▶ **Exercise brief**: Using the records below, locate all lines containing "children" and return them.

▶ **Provided entries**:
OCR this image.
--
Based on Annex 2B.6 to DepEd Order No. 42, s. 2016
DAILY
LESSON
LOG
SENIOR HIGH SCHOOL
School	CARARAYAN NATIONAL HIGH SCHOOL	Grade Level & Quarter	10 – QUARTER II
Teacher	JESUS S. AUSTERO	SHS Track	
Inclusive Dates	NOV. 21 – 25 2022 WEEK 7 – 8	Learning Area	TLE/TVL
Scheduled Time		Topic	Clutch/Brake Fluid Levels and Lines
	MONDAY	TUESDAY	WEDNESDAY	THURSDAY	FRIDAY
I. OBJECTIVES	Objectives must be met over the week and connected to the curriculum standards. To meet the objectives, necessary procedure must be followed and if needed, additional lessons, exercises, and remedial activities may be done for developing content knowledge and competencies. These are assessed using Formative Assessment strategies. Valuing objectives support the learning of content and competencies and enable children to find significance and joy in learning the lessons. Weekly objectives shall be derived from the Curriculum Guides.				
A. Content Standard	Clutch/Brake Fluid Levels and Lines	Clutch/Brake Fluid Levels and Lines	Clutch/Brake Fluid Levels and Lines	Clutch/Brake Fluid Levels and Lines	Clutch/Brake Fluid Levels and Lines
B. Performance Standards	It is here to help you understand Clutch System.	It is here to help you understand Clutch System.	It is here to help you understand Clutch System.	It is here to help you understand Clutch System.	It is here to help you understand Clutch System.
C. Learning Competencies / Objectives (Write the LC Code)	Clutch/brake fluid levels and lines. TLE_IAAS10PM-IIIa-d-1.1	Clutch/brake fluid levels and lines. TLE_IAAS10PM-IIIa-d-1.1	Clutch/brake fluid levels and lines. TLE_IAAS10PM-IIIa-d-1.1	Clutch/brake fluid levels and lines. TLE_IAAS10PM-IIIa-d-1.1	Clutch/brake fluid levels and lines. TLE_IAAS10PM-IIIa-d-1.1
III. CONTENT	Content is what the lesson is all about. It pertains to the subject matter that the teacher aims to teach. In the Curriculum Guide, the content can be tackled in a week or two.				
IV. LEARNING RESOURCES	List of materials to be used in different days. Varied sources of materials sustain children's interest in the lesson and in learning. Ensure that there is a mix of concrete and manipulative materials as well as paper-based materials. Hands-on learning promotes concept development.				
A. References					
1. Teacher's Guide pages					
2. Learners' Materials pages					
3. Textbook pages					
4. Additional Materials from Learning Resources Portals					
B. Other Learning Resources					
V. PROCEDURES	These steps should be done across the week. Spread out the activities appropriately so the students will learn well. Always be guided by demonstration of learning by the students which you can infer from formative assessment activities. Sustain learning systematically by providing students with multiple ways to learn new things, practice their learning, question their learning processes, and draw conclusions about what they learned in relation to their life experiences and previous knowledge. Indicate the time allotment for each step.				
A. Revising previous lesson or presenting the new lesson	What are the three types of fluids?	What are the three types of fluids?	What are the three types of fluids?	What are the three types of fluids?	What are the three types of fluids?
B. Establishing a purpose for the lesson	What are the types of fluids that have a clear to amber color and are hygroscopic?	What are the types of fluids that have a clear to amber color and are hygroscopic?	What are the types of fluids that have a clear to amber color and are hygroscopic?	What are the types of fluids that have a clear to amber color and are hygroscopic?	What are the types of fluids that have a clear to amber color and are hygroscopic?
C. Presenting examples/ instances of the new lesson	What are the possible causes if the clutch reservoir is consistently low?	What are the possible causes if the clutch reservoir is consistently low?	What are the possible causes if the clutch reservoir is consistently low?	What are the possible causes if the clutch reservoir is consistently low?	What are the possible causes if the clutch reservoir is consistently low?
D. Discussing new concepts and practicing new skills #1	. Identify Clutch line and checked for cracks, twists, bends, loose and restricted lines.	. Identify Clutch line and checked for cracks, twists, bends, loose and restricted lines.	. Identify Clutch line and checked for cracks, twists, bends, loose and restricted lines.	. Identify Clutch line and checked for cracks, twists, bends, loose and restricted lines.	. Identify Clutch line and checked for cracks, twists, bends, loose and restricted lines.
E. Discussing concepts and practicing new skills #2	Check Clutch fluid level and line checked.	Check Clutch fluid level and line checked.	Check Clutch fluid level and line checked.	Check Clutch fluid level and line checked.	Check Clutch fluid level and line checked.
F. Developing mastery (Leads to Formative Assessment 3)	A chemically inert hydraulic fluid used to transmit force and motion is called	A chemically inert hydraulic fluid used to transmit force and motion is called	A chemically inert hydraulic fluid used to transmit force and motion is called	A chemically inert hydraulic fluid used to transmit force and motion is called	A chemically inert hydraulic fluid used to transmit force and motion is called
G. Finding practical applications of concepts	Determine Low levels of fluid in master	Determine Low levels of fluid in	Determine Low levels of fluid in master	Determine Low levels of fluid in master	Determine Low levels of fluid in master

▶ **The completed task**:
I. OBJECTIVES	Objectives must be met over the week and connected to the curriculum standards. To meet the objectives, necessary procedure must be followed and if needed, additional lessons, exercises, and remedial activities may be done for developing content knowledge and competencies. These are assessed using Formative Assessment strategies. Valuing objectives support the learning of content and competencies and enable children to find significance and joy in learning the lessons. Weekly objectives shall be derived from the Curriculum Guides.				
IV. LEARNING RESOURCES	List of materials to be used in different days. Varied sources of materials sustain children's interest in the lesson and in learning. Ensure that there is a mix of concrete and manipulative materials as well as paper-based materials. Hands-on learning promotes concept development.				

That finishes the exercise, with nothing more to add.